* RAW RECORDS
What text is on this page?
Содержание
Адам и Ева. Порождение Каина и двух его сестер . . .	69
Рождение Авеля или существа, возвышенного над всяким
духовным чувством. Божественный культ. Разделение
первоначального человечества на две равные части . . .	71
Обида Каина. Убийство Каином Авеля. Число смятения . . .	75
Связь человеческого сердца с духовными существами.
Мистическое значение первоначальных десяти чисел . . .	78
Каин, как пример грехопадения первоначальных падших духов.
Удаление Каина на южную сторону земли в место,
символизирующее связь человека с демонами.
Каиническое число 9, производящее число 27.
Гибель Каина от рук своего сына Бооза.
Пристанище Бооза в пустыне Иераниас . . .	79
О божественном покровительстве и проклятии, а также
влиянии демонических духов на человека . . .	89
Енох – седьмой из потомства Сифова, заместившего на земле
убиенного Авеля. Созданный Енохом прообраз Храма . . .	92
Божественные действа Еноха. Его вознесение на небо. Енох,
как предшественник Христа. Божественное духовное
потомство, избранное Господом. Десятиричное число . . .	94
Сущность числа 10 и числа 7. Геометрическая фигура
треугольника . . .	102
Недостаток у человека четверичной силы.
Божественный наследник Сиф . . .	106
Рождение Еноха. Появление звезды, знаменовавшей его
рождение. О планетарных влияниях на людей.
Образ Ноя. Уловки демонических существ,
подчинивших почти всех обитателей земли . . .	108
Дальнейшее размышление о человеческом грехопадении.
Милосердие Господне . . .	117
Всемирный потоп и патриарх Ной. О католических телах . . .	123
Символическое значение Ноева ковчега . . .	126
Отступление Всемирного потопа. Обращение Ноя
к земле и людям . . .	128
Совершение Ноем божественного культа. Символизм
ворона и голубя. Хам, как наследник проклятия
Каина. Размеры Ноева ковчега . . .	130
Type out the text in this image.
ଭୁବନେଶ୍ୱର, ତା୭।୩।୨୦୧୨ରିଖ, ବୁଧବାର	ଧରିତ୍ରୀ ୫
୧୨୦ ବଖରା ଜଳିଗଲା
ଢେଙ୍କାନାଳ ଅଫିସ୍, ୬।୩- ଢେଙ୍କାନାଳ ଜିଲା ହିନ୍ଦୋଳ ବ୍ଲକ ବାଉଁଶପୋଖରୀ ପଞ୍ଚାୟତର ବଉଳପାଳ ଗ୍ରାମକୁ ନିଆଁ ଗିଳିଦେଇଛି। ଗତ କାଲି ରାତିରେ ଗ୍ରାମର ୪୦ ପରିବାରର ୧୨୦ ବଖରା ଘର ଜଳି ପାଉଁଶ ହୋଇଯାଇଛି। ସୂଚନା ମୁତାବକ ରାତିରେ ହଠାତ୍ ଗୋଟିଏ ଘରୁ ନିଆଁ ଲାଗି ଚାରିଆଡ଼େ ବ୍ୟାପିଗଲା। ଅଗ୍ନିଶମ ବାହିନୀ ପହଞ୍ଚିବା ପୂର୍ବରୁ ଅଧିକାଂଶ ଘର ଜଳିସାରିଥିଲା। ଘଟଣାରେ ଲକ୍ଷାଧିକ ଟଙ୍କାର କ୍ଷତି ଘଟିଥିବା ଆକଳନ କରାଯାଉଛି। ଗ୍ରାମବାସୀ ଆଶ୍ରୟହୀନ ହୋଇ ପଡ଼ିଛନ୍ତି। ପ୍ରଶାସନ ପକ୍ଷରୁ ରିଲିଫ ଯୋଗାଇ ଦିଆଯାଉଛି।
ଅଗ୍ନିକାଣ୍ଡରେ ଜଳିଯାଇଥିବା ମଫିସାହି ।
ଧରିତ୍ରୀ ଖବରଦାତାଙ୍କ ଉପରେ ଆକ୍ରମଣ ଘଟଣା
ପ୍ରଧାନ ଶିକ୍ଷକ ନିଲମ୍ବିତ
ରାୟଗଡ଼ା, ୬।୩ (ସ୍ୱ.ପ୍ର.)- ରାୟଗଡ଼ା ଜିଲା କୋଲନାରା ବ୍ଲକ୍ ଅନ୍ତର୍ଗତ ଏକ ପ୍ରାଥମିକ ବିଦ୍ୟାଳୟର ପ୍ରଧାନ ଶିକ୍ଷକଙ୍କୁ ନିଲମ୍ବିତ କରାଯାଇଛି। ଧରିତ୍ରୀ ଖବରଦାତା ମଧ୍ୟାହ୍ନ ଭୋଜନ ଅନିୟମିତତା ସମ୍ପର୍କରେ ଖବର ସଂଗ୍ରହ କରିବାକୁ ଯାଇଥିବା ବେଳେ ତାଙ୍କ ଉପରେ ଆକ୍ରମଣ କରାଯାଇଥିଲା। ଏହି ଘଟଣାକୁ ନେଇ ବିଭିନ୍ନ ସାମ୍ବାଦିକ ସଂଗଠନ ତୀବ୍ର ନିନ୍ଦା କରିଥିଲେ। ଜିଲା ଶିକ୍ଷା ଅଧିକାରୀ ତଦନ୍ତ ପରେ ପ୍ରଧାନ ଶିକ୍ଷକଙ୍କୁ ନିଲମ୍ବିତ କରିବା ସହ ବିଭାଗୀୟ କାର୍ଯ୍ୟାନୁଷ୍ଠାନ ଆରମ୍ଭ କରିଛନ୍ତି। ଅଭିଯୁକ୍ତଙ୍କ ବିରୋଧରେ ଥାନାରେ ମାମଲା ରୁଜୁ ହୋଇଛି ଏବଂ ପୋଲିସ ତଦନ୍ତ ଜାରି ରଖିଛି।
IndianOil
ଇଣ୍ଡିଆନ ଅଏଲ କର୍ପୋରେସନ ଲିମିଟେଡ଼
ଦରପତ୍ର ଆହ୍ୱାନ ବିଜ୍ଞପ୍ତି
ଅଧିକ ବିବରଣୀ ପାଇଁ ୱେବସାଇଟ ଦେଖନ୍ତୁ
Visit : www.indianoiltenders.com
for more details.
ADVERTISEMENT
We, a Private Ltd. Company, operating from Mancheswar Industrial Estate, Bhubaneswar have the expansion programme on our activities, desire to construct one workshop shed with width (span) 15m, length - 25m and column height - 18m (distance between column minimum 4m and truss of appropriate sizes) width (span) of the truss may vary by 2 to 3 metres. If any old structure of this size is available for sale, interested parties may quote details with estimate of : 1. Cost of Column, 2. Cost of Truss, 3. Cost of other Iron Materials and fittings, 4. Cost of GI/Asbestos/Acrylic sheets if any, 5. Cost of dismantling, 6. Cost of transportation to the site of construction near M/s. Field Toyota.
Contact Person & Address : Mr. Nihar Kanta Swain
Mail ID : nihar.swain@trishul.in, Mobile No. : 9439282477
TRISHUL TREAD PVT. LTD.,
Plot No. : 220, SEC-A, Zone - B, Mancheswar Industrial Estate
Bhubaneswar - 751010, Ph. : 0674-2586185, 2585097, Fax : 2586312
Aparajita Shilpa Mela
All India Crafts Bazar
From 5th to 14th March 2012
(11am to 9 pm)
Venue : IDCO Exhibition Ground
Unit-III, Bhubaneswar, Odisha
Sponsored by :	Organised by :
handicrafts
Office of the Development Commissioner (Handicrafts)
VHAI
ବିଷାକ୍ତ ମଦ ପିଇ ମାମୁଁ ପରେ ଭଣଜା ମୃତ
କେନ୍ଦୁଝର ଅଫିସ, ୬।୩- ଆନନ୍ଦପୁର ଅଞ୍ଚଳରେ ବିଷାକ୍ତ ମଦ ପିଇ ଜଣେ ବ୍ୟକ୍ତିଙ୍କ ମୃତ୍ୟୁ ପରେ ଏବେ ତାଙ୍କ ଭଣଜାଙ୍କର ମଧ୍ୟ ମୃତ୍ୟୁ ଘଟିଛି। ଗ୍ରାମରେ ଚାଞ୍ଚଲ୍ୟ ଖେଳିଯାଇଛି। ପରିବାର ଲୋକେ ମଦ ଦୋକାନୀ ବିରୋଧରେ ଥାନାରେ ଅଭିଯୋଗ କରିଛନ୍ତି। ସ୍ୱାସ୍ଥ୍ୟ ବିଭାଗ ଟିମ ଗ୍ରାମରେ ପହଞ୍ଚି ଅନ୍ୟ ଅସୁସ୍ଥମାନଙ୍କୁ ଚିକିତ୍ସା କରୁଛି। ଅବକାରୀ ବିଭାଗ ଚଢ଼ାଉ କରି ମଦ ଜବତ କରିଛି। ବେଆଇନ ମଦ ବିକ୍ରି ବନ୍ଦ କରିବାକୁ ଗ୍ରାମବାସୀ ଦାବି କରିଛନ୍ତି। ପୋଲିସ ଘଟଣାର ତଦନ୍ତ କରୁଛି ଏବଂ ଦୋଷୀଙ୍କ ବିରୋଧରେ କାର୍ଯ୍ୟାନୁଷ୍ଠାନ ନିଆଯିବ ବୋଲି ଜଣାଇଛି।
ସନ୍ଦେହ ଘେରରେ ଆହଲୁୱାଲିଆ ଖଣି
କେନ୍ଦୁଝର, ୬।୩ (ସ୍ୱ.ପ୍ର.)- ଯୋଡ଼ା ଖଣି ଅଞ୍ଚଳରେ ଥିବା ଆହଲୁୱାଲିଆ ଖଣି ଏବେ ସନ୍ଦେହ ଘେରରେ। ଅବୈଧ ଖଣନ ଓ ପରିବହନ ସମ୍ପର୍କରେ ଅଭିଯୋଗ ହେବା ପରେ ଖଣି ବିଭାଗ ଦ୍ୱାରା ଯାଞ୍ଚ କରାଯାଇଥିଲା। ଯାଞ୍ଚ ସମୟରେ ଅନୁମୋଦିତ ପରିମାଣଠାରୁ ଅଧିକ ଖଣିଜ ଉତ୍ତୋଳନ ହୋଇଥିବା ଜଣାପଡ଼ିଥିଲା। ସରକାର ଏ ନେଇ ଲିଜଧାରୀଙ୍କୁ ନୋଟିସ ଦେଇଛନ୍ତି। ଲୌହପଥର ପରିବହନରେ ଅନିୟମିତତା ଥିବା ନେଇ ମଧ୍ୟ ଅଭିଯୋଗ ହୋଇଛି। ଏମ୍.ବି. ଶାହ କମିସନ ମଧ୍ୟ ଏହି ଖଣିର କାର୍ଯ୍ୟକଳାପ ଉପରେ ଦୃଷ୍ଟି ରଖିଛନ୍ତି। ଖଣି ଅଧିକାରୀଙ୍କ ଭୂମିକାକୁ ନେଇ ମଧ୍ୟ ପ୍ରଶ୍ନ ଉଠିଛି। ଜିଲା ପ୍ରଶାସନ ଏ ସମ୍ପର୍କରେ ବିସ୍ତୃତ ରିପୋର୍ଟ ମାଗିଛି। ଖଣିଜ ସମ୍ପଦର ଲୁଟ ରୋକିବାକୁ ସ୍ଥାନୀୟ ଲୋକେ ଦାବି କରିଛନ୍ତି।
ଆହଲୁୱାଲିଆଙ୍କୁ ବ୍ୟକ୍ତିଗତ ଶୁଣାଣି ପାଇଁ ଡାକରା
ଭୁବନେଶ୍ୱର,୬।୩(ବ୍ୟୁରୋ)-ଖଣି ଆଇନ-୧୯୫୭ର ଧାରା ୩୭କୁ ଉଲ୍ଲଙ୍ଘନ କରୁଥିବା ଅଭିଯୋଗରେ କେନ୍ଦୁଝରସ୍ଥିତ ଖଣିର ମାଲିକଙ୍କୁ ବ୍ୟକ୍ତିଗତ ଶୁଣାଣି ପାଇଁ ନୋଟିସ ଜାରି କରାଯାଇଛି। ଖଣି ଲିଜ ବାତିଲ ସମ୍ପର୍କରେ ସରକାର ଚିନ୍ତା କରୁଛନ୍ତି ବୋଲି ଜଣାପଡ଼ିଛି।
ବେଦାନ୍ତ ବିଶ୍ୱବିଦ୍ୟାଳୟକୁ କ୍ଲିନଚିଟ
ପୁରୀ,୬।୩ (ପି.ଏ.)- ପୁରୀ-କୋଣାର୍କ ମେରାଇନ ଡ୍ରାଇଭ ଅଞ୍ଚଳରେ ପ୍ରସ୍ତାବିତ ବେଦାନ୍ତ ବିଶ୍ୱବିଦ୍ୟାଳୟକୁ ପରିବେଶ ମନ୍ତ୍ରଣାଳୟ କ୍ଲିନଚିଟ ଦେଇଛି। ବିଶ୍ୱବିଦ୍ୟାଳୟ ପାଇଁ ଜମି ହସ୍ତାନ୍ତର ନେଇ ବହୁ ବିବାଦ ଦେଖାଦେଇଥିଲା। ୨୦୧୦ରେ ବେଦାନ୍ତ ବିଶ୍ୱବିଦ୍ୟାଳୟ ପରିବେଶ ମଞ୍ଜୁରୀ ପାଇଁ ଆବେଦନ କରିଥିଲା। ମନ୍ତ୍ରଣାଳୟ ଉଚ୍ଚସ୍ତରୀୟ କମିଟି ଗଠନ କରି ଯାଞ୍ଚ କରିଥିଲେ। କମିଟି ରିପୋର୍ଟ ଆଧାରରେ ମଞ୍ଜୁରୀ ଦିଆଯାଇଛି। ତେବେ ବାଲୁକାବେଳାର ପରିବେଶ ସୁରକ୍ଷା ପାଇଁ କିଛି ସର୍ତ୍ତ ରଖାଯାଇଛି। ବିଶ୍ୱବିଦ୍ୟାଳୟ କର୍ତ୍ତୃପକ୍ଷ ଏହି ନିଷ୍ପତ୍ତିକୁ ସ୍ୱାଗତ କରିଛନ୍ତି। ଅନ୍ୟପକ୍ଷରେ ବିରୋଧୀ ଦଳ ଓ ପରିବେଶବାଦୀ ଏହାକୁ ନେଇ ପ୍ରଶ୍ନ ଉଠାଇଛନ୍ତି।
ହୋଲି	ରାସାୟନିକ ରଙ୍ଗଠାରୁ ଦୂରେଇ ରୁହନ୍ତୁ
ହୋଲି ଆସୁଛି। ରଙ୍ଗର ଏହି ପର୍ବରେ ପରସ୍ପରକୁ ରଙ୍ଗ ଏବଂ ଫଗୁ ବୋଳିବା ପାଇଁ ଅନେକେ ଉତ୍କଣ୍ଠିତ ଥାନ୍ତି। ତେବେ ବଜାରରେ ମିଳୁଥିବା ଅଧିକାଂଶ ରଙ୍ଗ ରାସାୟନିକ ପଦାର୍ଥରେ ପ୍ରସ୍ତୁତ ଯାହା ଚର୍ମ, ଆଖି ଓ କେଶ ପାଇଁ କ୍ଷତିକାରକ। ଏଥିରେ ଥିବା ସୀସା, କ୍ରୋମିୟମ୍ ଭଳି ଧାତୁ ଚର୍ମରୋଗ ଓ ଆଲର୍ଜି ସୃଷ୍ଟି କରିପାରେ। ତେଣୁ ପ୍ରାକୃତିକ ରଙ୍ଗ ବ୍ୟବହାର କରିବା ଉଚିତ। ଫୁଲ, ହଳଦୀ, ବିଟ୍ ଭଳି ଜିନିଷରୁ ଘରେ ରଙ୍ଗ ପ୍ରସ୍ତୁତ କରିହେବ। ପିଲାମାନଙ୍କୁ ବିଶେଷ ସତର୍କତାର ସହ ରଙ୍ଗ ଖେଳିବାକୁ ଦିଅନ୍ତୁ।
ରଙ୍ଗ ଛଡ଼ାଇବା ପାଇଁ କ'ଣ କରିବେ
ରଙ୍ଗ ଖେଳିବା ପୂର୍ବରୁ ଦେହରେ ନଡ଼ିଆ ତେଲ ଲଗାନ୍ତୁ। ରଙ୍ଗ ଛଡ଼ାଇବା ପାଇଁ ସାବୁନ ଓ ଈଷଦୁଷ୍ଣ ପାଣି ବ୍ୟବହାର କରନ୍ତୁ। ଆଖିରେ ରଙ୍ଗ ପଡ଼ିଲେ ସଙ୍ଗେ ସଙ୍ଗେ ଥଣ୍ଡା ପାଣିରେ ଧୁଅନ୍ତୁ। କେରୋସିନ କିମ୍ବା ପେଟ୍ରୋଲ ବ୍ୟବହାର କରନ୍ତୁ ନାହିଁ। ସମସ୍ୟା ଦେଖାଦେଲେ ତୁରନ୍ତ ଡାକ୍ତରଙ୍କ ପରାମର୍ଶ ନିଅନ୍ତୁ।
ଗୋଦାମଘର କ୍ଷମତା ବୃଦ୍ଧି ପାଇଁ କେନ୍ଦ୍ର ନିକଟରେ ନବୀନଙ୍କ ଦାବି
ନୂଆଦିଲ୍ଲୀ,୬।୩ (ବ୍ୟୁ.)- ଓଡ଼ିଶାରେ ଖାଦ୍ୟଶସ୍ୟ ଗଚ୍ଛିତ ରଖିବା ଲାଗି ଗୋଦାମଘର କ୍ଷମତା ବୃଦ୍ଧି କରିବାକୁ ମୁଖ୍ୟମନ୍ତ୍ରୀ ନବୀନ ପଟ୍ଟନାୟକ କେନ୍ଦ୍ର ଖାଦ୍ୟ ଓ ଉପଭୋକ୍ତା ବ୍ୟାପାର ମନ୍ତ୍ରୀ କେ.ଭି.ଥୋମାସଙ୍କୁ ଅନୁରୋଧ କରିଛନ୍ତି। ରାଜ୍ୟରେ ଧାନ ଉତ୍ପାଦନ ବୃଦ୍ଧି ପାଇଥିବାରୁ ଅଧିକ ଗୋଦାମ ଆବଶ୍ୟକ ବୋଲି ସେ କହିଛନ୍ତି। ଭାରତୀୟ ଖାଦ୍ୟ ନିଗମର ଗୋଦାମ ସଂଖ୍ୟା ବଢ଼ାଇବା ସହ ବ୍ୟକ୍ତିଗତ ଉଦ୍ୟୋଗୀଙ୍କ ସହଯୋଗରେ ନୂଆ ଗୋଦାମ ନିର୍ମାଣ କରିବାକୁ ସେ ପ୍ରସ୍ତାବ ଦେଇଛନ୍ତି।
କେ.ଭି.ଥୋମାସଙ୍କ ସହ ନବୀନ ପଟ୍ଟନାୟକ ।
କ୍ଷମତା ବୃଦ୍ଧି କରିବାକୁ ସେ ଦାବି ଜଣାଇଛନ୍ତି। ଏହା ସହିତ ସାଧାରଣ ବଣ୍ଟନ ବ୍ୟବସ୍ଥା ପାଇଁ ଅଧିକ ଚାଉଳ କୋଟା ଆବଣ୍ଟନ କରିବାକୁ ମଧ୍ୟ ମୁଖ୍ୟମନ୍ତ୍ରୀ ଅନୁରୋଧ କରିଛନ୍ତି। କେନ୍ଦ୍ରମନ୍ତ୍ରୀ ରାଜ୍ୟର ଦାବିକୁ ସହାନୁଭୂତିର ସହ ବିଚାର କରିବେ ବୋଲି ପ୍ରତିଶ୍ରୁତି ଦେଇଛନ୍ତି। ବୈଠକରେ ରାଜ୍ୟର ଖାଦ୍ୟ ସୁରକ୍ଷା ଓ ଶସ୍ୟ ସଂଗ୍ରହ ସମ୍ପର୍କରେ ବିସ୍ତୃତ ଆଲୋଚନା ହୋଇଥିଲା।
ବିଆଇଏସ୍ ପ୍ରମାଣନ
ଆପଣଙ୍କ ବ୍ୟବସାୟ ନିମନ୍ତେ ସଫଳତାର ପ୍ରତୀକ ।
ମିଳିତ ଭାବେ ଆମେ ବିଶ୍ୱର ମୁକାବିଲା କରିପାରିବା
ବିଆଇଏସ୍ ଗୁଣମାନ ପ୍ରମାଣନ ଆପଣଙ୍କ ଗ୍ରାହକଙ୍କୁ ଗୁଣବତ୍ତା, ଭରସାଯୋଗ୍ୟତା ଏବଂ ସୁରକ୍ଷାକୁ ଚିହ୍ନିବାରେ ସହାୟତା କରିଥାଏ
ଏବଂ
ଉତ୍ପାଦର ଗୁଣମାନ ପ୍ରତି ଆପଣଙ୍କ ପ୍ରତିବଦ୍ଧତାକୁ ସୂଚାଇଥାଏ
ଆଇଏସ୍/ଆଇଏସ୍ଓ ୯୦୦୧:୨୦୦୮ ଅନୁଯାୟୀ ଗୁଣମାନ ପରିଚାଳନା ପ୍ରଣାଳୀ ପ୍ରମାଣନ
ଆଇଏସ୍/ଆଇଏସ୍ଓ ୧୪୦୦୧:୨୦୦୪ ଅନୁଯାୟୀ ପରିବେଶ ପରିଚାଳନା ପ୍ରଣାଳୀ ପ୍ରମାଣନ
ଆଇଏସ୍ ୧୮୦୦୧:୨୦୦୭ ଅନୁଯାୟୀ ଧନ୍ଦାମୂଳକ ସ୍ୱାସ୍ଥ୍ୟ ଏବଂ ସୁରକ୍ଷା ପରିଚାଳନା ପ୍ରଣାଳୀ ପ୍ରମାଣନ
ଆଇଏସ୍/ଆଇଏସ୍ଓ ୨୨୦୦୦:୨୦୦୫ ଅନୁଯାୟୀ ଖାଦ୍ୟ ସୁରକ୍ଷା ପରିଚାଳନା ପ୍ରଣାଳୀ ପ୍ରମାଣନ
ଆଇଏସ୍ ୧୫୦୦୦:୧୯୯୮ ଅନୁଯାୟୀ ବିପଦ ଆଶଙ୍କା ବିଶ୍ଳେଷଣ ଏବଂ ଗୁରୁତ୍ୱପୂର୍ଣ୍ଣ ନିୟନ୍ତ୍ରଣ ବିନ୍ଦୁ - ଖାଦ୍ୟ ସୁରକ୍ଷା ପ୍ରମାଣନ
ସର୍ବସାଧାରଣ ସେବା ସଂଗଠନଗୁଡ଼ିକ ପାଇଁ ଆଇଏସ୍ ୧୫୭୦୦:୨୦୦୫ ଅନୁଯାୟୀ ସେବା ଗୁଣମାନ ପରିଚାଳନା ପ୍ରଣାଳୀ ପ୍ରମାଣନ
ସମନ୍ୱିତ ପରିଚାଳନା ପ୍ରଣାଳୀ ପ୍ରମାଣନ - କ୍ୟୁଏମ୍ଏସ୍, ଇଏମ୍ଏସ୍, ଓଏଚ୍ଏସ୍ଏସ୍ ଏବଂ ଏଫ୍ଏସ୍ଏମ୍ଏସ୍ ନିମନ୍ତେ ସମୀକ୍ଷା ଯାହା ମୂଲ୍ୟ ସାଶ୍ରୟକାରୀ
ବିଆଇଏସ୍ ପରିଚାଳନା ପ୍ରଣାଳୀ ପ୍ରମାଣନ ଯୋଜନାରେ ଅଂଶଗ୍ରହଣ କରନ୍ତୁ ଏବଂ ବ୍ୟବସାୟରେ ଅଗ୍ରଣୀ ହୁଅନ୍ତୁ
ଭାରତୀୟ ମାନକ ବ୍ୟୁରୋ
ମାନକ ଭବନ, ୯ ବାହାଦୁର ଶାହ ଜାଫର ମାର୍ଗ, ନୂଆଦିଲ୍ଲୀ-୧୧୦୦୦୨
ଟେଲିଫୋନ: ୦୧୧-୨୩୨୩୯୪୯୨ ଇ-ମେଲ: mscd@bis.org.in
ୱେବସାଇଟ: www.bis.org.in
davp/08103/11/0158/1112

* AIM
Look through the entries above for the word "земли". Copy every line where it shows up.

* ANSWER FOR THE TASK
Удаление Каина на южную сторону земли в место,
подчинивших почти всех обитателей земли . . .	108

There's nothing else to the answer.